DIRECTIVE
Which lines contain the word "spre"? Return each of them as written.

RECORDS PROVIDED
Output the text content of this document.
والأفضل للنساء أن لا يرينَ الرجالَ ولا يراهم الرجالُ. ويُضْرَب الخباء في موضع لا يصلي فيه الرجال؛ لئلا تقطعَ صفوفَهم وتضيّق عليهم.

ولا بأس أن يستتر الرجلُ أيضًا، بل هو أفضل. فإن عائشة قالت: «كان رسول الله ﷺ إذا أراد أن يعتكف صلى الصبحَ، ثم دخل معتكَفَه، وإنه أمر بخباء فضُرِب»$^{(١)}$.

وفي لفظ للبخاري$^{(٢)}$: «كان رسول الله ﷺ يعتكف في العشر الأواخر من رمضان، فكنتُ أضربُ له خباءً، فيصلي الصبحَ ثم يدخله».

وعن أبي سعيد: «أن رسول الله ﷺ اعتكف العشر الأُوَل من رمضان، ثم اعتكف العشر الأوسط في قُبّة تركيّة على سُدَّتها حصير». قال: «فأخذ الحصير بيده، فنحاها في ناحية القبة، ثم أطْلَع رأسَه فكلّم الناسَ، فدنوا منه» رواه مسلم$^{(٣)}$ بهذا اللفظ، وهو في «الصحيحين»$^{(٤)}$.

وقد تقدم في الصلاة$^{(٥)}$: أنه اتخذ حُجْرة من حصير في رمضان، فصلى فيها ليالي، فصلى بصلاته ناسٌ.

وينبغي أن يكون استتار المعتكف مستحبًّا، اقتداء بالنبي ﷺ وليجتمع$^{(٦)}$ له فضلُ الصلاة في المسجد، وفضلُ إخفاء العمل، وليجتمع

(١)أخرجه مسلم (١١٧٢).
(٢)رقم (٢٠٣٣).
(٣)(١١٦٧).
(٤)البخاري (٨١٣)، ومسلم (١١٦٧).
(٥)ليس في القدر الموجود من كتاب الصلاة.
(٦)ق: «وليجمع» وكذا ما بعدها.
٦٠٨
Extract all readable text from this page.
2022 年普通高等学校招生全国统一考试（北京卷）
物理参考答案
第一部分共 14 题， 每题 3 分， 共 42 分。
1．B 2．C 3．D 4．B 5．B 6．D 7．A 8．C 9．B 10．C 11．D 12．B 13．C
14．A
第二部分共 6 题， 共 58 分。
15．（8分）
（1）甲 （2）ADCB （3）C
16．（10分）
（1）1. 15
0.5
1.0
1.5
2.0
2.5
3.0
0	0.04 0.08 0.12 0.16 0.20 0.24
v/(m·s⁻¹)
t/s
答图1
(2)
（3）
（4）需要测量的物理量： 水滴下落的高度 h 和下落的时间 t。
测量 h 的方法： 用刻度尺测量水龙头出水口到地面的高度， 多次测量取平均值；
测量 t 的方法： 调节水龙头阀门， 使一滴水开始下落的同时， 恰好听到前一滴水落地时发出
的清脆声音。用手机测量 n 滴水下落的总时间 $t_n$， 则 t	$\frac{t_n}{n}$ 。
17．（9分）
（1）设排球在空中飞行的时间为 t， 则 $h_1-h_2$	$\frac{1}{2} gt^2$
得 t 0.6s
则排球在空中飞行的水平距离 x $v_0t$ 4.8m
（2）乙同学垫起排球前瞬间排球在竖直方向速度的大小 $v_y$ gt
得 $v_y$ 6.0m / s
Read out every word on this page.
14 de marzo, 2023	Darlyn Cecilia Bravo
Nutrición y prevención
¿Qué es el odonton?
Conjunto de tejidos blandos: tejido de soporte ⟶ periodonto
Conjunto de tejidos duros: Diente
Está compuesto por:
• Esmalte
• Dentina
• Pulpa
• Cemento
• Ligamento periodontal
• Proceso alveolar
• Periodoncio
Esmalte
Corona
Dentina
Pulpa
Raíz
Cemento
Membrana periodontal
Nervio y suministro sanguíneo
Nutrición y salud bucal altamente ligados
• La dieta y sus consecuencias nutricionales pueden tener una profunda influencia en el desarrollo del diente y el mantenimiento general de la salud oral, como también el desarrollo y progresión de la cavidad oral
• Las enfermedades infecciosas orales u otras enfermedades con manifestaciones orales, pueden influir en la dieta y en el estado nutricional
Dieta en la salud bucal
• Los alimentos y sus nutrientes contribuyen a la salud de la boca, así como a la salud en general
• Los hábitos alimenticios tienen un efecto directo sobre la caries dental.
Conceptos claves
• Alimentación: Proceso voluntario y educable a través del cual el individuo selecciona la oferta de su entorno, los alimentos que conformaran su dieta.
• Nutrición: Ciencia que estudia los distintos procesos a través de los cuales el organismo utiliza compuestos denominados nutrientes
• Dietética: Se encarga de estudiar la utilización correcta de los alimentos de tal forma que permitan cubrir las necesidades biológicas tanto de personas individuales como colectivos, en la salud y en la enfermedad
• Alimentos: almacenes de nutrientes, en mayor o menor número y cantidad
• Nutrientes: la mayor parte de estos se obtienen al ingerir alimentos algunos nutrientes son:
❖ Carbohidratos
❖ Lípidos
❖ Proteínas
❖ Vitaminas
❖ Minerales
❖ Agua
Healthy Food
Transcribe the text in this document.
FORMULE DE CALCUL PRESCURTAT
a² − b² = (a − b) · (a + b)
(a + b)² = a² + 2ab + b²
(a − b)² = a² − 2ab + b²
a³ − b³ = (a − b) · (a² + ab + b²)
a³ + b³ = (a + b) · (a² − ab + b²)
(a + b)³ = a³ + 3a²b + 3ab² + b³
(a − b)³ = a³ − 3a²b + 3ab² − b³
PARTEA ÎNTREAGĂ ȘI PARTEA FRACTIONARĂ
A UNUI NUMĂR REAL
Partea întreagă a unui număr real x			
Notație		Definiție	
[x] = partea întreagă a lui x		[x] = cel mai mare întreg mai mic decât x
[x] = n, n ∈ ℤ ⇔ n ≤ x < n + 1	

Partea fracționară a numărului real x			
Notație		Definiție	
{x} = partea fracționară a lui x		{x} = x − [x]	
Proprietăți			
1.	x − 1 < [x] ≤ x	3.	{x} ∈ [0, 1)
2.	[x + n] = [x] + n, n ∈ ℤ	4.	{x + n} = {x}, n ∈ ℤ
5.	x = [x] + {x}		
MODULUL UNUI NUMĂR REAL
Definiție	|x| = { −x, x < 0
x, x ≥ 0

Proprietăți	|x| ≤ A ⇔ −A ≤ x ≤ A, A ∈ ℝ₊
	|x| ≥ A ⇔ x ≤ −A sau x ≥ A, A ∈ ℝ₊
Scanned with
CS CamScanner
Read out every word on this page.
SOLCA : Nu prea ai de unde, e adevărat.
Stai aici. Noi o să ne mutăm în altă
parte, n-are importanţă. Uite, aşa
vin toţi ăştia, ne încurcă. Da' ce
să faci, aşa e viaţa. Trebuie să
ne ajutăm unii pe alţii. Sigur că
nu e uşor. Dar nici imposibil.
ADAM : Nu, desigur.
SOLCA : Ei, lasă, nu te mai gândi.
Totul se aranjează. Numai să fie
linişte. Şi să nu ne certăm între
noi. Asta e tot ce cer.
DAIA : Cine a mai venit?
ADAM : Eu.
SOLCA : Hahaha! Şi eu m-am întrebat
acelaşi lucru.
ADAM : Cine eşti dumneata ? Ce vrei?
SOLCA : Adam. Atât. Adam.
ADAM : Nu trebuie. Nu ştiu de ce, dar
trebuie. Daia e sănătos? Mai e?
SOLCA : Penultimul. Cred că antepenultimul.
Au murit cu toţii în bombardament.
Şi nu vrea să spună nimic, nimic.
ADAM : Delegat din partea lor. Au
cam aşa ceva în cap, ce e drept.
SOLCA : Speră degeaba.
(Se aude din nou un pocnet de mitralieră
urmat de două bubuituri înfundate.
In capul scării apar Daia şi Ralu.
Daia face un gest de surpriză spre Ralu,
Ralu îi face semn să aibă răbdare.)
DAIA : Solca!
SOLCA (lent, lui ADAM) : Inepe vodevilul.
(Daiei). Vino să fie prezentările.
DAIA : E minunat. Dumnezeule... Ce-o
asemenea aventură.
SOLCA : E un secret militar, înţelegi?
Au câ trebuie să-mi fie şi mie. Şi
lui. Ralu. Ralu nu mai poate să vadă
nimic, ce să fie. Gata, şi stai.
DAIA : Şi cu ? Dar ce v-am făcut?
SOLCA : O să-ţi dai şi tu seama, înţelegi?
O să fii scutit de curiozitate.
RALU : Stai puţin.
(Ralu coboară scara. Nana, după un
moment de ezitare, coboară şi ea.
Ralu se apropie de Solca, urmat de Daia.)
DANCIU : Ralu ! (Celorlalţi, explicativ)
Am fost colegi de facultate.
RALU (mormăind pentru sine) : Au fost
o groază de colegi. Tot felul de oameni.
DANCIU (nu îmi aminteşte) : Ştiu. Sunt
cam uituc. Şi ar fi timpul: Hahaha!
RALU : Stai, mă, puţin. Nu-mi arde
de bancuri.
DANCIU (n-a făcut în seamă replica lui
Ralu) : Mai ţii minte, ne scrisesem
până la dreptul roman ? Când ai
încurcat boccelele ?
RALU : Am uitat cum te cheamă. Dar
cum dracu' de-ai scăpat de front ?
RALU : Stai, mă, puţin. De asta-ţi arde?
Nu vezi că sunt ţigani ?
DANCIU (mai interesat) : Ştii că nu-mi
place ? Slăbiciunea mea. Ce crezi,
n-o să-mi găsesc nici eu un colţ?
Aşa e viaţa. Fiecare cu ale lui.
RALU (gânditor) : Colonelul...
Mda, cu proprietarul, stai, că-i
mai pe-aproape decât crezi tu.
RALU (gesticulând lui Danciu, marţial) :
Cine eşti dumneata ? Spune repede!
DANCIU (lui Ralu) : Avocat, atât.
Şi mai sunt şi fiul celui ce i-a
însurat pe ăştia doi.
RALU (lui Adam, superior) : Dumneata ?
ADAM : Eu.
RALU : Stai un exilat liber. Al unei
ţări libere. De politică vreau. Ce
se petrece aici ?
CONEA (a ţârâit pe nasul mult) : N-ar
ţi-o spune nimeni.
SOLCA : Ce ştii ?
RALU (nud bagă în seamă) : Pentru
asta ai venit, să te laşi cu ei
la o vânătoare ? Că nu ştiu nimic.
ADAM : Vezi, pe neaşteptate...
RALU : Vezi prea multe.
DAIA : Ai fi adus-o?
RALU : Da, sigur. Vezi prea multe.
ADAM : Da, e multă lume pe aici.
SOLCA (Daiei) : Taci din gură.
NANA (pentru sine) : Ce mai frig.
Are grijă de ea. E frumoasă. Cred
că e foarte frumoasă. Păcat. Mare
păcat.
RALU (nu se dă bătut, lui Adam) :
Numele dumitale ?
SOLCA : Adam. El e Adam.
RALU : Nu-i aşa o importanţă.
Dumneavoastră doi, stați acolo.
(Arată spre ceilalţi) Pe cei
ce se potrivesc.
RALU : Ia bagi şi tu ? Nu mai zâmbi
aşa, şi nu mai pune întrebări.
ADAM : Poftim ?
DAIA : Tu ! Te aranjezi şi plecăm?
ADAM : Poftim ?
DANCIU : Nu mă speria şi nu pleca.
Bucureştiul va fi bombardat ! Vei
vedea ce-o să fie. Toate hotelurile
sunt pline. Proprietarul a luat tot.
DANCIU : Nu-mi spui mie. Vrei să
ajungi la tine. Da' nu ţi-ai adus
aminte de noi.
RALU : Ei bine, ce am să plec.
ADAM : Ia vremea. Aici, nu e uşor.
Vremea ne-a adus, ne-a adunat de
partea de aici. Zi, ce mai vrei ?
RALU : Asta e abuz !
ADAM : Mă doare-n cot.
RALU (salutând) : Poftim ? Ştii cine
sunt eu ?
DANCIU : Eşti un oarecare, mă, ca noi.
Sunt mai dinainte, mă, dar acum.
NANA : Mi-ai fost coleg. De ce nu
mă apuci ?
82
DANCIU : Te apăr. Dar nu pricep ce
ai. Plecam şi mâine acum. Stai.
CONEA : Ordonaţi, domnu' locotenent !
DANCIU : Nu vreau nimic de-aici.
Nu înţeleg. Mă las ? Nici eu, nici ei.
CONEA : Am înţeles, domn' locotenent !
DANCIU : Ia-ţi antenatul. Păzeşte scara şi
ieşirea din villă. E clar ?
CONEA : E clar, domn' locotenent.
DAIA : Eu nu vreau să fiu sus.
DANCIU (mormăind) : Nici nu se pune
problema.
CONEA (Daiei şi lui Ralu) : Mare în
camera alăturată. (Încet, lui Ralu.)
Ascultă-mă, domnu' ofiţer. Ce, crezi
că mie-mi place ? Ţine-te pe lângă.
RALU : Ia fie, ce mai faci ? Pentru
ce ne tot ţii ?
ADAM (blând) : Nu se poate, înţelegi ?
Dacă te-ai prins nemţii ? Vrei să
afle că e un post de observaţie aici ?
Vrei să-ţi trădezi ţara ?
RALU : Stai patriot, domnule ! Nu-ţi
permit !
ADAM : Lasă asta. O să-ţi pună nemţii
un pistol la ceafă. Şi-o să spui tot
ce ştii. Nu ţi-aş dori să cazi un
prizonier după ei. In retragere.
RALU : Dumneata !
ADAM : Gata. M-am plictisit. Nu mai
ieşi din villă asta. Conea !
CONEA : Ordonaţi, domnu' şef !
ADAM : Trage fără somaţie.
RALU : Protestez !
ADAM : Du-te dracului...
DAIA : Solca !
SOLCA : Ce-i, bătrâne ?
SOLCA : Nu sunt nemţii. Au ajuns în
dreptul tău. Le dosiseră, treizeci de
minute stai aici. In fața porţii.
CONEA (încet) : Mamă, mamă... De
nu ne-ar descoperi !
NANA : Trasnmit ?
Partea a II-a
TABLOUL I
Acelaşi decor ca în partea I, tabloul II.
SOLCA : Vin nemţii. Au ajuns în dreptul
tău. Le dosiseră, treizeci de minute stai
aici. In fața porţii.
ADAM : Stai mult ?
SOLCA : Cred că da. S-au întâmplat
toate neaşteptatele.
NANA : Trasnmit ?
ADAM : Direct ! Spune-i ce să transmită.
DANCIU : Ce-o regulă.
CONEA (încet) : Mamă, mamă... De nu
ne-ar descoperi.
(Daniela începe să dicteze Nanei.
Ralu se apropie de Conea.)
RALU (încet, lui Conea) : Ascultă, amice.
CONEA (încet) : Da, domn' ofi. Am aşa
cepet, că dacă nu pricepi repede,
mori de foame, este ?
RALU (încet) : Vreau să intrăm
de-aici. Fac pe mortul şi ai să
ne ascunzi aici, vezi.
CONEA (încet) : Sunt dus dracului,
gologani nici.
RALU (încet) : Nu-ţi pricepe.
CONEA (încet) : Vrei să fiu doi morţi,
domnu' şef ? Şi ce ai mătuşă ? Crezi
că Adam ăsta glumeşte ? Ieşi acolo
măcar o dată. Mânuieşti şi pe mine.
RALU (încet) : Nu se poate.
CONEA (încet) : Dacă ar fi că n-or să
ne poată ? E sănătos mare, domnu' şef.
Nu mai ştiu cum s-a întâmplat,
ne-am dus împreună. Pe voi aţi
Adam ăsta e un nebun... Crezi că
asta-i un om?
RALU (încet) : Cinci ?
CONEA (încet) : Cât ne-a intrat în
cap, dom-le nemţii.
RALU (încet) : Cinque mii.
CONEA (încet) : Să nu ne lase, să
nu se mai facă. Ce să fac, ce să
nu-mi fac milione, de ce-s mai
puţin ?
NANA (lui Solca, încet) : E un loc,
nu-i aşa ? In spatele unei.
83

IN RESPONSE
Daia face un gest de surpriză spre Ralu,
(Arată spre ceilalţi) Pe cei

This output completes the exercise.